> Required work: Copy out every record below with complete accuracy.
[Begin Material for this exercise]
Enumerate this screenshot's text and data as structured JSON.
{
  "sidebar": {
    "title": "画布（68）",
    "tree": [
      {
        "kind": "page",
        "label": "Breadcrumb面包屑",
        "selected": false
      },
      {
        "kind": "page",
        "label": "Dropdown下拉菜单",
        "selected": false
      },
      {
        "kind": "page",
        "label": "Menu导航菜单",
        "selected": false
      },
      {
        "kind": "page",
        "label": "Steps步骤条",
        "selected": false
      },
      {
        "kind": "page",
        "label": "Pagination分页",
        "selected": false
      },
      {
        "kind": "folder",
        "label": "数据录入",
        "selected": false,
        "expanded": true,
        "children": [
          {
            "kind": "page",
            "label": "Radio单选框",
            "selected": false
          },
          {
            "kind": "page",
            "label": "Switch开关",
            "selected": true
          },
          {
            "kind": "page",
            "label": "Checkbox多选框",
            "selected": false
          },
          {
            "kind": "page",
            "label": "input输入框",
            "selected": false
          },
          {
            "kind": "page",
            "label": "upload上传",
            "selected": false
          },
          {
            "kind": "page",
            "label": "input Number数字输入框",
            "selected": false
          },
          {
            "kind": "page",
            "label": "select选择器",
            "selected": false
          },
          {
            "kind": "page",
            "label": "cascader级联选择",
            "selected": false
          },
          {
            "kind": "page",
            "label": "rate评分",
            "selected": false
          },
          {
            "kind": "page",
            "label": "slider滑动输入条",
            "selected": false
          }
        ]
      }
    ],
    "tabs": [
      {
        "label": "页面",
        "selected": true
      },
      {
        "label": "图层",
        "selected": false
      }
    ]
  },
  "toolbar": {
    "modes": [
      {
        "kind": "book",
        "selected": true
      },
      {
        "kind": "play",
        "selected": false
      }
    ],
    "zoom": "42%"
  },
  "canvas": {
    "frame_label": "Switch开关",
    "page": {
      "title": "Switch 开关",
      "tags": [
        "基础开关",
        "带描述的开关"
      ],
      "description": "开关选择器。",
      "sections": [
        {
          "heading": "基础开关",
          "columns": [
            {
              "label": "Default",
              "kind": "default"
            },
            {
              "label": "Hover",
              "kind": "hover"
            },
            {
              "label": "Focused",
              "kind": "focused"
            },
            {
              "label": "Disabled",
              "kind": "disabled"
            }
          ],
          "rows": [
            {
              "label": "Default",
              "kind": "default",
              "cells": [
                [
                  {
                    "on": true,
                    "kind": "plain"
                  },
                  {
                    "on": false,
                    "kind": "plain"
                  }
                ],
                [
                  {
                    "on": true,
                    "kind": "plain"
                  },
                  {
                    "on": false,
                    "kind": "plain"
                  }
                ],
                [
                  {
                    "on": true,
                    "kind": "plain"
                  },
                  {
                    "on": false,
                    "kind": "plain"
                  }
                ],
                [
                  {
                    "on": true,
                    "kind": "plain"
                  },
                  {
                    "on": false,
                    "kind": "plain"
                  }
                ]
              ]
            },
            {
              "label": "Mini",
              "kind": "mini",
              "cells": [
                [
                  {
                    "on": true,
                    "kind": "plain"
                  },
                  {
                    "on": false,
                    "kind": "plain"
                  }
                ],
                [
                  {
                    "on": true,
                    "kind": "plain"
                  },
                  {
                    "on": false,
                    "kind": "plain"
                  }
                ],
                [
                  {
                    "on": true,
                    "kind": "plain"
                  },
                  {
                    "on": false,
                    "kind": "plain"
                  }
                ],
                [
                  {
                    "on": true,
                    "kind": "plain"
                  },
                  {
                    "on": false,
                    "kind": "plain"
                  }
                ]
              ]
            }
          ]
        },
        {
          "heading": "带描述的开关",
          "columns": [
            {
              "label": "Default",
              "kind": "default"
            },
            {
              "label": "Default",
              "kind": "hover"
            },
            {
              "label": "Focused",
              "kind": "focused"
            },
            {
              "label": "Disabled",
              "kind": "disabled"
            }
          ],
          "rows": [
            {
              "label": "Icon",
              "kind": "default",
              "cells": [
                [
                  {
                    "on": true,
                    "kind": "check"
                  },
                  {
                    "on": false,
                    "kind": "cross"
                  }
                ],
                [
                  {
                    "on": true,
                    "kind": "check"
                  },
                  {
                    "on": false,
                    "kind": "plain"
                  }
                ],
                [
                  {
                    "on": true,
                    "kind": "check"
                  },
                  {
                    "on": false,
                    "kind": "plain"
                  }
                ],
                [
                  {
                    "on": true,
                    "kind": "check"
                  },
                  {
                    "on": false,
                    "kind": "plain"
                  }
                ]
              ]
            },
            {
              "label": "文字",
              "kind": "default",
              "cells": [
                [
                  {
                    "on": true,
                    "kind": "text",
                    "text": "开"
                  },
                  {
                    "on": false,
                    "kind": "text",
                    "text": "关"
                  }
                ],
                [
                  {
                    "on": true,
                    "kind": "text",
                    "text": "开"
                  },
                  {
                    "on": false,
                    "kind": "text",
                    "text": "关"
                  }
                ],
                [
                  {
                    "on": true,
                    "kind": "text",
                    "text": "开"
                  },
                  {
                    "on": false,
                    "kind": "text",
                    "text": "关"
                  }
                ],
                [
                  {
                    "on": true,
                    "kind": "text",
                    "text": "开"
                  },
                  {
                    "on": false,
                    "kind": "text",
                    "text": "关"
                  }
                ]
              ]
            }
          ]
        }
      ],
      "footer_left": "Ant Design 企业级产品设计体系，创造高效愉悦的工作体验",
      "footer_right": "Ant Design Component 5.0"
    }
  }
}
[End Material for this exercise]
> Written answer:
Enumerate this screenshot's text and data as structured JSON.
{
  "sidebar": {
    "title": "画布（68）",
    "tree": [
      {
        "kind": "page",
        "label": "Breadcrumb面包屑",
        "selected": false
      },
      {
        "kind": "page",
        "label": "Dropdown下拉菜单",
        "selected": false
      },
      {
        "kind": "page",
        "label": "Menu导航菜单",
        "selected": false
      },
      {
        "kind": "page",
        "label": "Steps步骤条",
        "selected": false
      },
      {
        "kind": "page",
        "label": "Pagination分页",
        "selected": false
      },
      {
        "kind": "folder",
        "label": "数据录入",
        "selected": false,
        "expanded": true,
        "children": [
          {
            "kind": "page",
            "label": "Radio单选框",
            "selected": false
          },
          {
            "kind": "page",
            "label": "Switch开关",
            "selected": true
          },
          {
            "kind": "page",
            "label": "Checkbox多选框",
            "selected": false
          },
          {
            "kind": "page",
            "label": "input输入框",
            "selected": false
          },
          {
            "kind": "page",
            "label": "upload上传",
            "selected": false
          },
          {
            "kind": "page",
            "label": "input Number数字输入框",
            "selected": false
          },
          {
            "kind": "page",
            "label": "select选择器",
            "selected": false
          },
          {
            "kind": "page",
            "label": "cascader级联选择",
            "selected": false
          },
          {
            "kind": "page",
            "label": "rate评分",
            "selected": false
          },
          {
            "kind": "page",
            "label": "slider滑动输入条",
            "selected": false
          }
        ]
      }
    ],
    "tabs": [
      {
        "label": "页面",
        "selected": true
      },
      {
        "label": "图层",
        "selected": false
      }
    ]
  },
  "toolbar": {
    "modes": [
      {
        "kind": "book",
        "selected": true
      },
      {
        "kind": "play",
        "selected": false
      }
    ],
    "zoom": "42%"
  },
  "canvas": {
    "frame_label": "Switch开关",
    "page": {
      "title": "Switch 开关",
      "tags": [
        "基础开关",
        "带描述的开关"
      ],
      "description": "开关选择器。",
      "sections": [
        {
          "heading": "基础开关",
          "columns": [
            {
              "label": "Default",
              "kind": "default"
            },
            {
              "label": "Hover",
              "kind": "hover"
            },
            {
              "label": "Focused",
              "kind": "focused"
            },
            {
              "label": "Disabled",
              "kind": "disabled"
            }
          ],
          "rows": [
            {
              "label": "Default",
              "kind": "default",
              "cells": [
                [
                  {
                    "on": true,
                    "kind": "plain"
                  },
                  {
                    "on": false,
                    "kind": "plain"
                  }
                ],
                [
                  {
                    "on": true,
                    "kind": "plain"
                  },
                  {
                    "on": false,
                    "kind": "plain"
                  }
                ],
                [
                  {
                    "on": true,
                    "kind": "plain"
                  },
                  {
                    "on": false,
                    "kind": "plain"
                  }
                ],
                [
                  {
                    "on": true,
                    "kind": "plain"
                  },
                  {
                    "on": false,
                    "kind": "plain"
                  }
                ]
              ]
            },
            {
              "label": "Mini",
              "kind": "mini",
              "cells": [
                [
                  {
                    "on": true,
                    "kind": "plain"
                  },
                  {
                    "on": false,
                    "kind": "plain"
                  }
                ],
                [
                  {
                    "on": true,
                    "kind": "plain"
                  },
                  {
                    "on": false,
                    "kind": "plain"
                  }
                ],
                [
                  {
                    "on": true,
                    "kind": "plain"
                  },
                  {
                    "on": false,
                    "kind": "plain"
                  }
                ],
                [
                  {
                    "on": true,
                    "kind": "plain"
                  },
                  {
                    "on": false,
                    "kind": "plain"
                  }
                ]
              ]
            }
          ]
        },
        {
          "heading": "带描述的开关",
          "columns": [
            {
              "label": "Default",
              "kind": "default"
            },
            {
              "label": "Default",
              "kind": "hover"
            },
            {
              "label": "Focused",
              "kind": "focused"
            },
            {
              "label": "Disabled",
              "kind": "disabled"
            }
          ],
          "rows": [
            {
              "label": "Icon",
              "kind": "default",
              "cells": [
                [
                  {
                    "on": true,
                    "kind": "check"
                  },
                  {
                    "on": false,
                    "kind": "cross"
                  }
                ],
                [
                  {
                    "on": true,
                    "kind": "check"
                  },
                  {
                    "on": false,
                    "kind": "plain"
                  }
                ],
                [
                  {
                    "on": true,
                    "kind": "check"
                  },
                  {
                    "on": false,
                    "kind": "plain"
                  }
                ],
                [
                  {
                    "on": true,
                    "kind": "check"
                  },
                  {
                    "on": false,
                    "kind": "plain"
                  }
                ]
              ]
            },
            {
              "label": "文字",
              "kind": "default",
              "cells": [
                [
                  {
                    "on": true,
                    "kind": "text",
                    "text": "开"
                  },
                  {
                    "on": false,
                    "kind": "text",
                    "text": "关"
                  }
                ],
                [
                  {
                    "on": true,
                    "kind": "text",
                    "text": "开"
                  },
                  {
                    "on": false,
                    "kind": "text",
                    "text": "关"
                  }
                ],
                [
                  {
                    "on": true,
                    "kind": "text",
                    "text": "开"
                  },
                  {
                    "on": false,
                    "kind": "text",
                    "text": "关"
                  }
                ],
                [
                  {
                    "on": true,
                    "kind": "text",
                    "text": "开"
                  },
                  {
                    "on": false,
                    "kind": "text",
                    "text": "关"
                  }
                ]
              ]
            }
          ]
        }
      ],
      "footer_left": "Ant Design 企业级产品设计体系，创造高效愉悦的工作体验",
      "footer_right": "Ant Design Component 5.0"
    }
  }
}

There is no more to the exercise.